Given instruction
Return each of the following lines verbatim, without any alteration.

[Bounding box lines]
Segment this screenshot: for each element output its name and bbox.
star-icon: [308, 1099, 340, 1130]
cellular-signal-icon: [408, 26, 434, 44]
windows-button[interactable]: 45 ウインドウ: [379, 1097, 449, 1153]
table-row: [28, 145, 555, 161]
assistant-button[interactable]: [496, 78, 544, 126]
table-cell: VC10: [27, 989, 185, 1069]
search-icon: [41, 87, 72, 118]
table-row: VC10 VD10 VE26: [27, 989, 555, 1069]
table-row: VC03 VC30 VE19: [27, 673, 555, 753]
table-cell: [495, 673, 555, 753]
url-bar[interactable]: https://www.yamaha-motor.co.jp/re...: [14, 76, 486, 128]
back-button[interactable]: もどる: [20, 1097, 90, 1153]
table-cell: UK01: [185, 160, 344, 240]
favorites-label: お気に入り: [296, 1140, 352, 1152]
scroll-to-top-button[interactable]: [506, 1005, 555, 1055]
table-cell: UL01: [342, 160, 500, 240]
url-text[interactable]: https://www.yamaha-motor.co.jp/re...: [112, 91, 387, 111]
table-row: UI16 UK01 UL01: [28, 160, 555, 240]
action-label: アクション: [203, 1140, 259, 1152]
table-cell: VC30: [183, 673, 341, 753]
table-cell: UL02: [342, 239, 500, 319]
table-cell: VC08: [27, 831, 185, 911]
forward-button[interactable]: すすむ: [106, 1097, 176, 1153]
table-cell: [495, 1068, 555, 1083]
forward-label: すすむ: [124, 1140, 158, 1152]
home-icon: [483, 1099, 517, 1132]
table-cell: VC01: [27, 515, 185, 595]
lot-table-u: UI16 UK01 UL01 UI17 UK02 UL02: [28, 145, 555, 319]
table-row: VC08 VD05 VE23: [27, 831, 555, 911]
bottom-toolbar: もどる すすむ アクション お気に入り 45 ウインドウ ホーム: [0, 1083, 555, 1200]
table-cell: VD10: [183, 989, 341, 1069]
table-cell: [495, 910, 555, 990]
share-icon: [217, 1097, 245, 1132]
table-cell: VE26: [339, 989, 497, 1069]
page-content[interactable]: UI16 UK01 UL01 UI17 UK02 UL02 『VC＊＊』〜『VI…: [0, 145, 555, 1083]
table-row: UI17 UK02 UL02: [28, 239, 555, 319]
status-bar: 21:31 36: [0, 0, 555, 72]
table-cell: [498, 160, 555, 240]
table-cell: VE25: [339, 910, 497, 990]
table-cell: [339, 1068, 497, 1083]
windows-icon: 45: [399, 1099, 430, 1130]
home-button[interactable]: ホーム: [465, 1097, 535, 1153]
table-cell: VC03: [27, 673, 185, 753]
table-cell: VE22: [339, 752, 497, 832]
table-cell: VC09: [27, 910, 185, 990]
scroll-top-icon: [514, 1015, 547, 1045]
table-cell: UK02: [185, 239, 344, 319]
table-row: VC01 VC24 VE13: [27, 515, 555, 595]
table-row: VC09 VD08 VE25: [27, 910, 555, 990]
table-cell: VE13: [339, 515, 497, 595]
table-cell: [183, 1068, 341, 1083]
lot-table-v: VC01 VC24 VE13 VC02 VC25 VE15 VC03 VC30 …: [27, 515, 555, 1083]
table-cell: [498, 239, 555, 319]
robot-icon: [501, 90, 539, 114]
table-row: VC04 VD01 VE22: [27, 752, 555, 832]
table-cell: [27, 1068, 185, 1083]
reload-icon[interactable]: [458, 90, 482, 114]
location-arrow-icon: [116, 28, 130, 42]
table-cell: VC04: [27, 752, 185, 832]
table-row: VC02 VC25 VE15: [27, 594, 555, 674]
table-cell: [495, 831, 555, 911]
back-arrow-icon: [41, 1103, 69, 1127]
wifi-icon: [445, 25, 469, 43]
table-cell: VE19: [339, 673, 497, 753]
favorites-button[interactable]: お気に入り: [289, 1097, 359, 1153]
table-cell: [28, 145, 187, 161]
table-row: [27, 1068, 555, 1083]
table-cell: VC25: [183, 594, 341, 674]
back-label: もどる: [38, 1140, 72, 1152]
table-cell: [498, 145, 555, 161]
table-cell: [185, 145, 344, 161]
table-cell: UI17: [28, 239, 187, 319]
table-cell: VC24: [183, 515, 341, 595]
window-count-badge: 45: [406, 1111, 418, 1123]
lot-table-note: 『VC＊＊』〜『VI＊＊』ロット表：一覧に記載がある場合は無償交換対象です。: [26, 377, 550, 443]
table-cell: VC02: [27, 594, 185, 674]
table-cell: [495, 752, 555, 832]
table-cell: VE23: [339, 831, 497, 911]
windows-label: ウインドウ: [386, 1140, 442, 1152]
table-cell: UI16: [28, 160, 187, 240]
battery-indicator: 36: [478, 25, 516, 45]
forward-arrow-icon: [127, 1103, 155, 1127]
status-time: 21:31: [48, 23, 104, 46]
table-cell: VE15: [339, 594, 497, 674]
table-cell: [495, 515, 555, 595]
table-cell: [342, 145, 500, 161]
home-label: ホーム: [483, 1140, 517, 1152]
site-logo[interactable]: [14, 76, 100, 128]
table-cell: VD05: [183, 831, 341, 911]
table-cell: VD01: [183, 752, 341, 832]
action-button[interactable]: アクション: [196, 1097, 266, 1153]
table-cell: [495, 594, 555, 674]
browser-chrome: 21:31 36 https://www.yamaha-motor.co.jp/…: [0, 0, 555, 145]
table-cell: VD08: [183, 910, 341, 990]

Answer
Segment this screenshot: for each element output its name and bbox.
star-icon: [308, 1099, 340, 1130]
cellular-signal-icon: [408, 26, 434, 44]
windows-button[interactable]: 45 ウインドウ: [379, 1097, 449, 1153]
table-row: [28, 145, 555, 161]
assistant-button[interactable]: [496, 78, 544, 126]
table-cell: VC10: [27, 989, 185, 1069]
search-icon: [41, 87, 72, 118]
table-row: VC10 VD10 VE26: [27, 989, 555, 1069]
table-row: VC03 VC30 VE19: [27, 673, 555, 753]
table-cell: [495, 673, 555, 753]
url-bar[interactable]: https://www.yamaha-motor.co.jp/re...: [14, 76, 486, 128]
back-button[interactable]: もどる: [20, 1097, 90, 1153]
table-cell: UK01: [185, 160, 344, 240]
favorites-label: お気に入り: [296, 1140, 352, 1152]
scroll-to-top-button[interactable]: [506, 1005, 555, 1055]
table-cell: UL01: [342, 160, 500, 240]
url-text[interactable]: https://www.yamaha-motor.co.jp/re...: [112, 91, 387, 111]
table-row: UI16 UK01 UL01: [28, 160, 555, 240]
action-label: アクション: [203, 1140, 259, 1152]
table-cell: VC30: [183, 673, 341, 753]
table-cell: UL02: [342, 239, 500, 319]
table-cell: VC08: [27, 831, 185, 911]
forward-button[interactable]: すすむ: [106, 1097, 176, 1153]
table-cell: [495, 1068, 555, 1083]
forward-label: すすむ: [124, 1140, 158, 1152]
home-icon: [483, 1099, 517, 1132]
table-cell: VC01: [27, 515, 185, 595]
lot-table-u: UI16 UK01 UL01 UI17 UK02 UL02: [28, 145, 555, 319]
table-row: VC08 VD05 VE23: [27, 831, 555, 911]
bottom-toolbar: もどる すすむ アクション お気に入り 45 ウインドウ ホーム: [0, 1083, 555, 1200]
table-cell: VD10: [183, 989, 341, 1069]
table-cell: [495, 910, 555, 990]
share-icon: [217, 1097, 245, 1132]
table-cell: VE26: [339, 989, 497, 1069]
page-content[interactable]: UI16 UK01 UL01 UI17 UK02 UL02 『VC＊＊』〜『VI…: [0, 145, 555, 1083]
table-row: UI17 UK02 UL02: [28, 239, 555, 319]
status-bar: 21:31 36: [0, 0, 555, 72]
table-cell: [498, 160, 555, 240]
table-cell: VE25: [339, 910, 497, 990]
table-cell: [339, 1068, 497, 1083]
windows-icon: 45: [399, 1099, 430, 1130]
home-button[interactable]: ホーム: [465, 1097, 535, 1153]
table-cell: VC03: [27, 673, 185, 753]
table-cell: VE22: [339, 752, 497, 832]
table-cell: VC09: [27, 910, 185, 990]
scroll-top-icon: [514, 1015, 547, 1045]
table-cell: UK02: [185, 239, 344, 319]
table-row: VC01 VC24 VE13: [27, 515, 555, 595]
table-row: VC09 VD08 VE25: [27, 910, 555, 990]
table-cell: VE13: [339, 515, 497, 595]
table-cell: [183, 1068, 341, 1083]
lot-table-v: VC01 VC24 VE13 VC02 VC25 VE15 VC03 VC30 …: [27, 515, 555, 1083]
table-cell: [498, 239, 555, 319]
robot-icon: [501, 90, 539, 114]
table-row: VC04 VD01 VE22: [27, 752, 555, 832]
table-cell: [27, 1068, 185, 1083]
reload-icon[interactable]: [458, 90, 482, 114]
location-arrow-icon: [116, 28, 130, 42]
table-cell: VC04: [27, 752, 185, 832]
table-row: VC02 VC25 VE15: [27, 594, 555, 674]
table-cell: [495, 831, 555, 911]
back-arrow-icon: [41, 1103, 69, 1127]
wifi-icon: [445, 25, 469, 43]
table-cell: VE19: [339, 673, 497, 753]
favorites-button[interactable]: お気に入り: [289, 1097, 359, 1153]
table-cell: [28, 145, 187, 161]
table-row: [27, 1068, 555, 1083]
table-cell: VC25: [183, 594, 341, 674]
back-label: もどる: [38, 1140, 72, 1152]
table-cell: [498, 145, 555, 161]
table-cell: [185, 145, 344, 161]
table-cell: UI17: [28, 239, 187, 319]
table-cell: VC24: [183, 515, 341, 595]
window-count-badge: 45: [406, 1111, 418, 1123]
lot-table-note: 『VC＊＊』〜『VI＊＊』ロット表：一覧に記載がある場合は無償交換対象です。: [26, 377, 550, 443]
table-cell: VC02: [27, 594, 185, 674]
table-cell: [495, 752, 555, 832]
table-cell: VE23: [339, 831, 497, 911]
windows-label: ウインドウ: [386, 1140, 442, 1152]
table-cell: UI16: [28, 160, 187, 240]
battery-indicator: 36: [478, 25, 516, 45]
forward-arrow-icon: [127, 1103, 155, 1127]
status-time: 21:31: [48, 23, 104, 46]
table-cell: VE15: [339, 594, 497, 674]
table-cell: [495, 515, 555, 595]
table-cell: [342, 145, 500, 161]
home-label: ホーム: [483, 1140, 517, 1152]
site-logo[interactable]: [14, 76, 100, 128]
table-cell: VD05: [183, 831, 341, 911]
table-cell: VD01: [183, 752, 341, 832]
action-button[interactable]: アクション: [196, 1097, 266, 1153]
table-cell: [495, 594, 555, 674]
browser-chrome: 21:31 36 https://www.yamaha-motor.co.jp/…: [0, 0, 555, 145]
table-cell: VD08: [183, 910, 341, 990]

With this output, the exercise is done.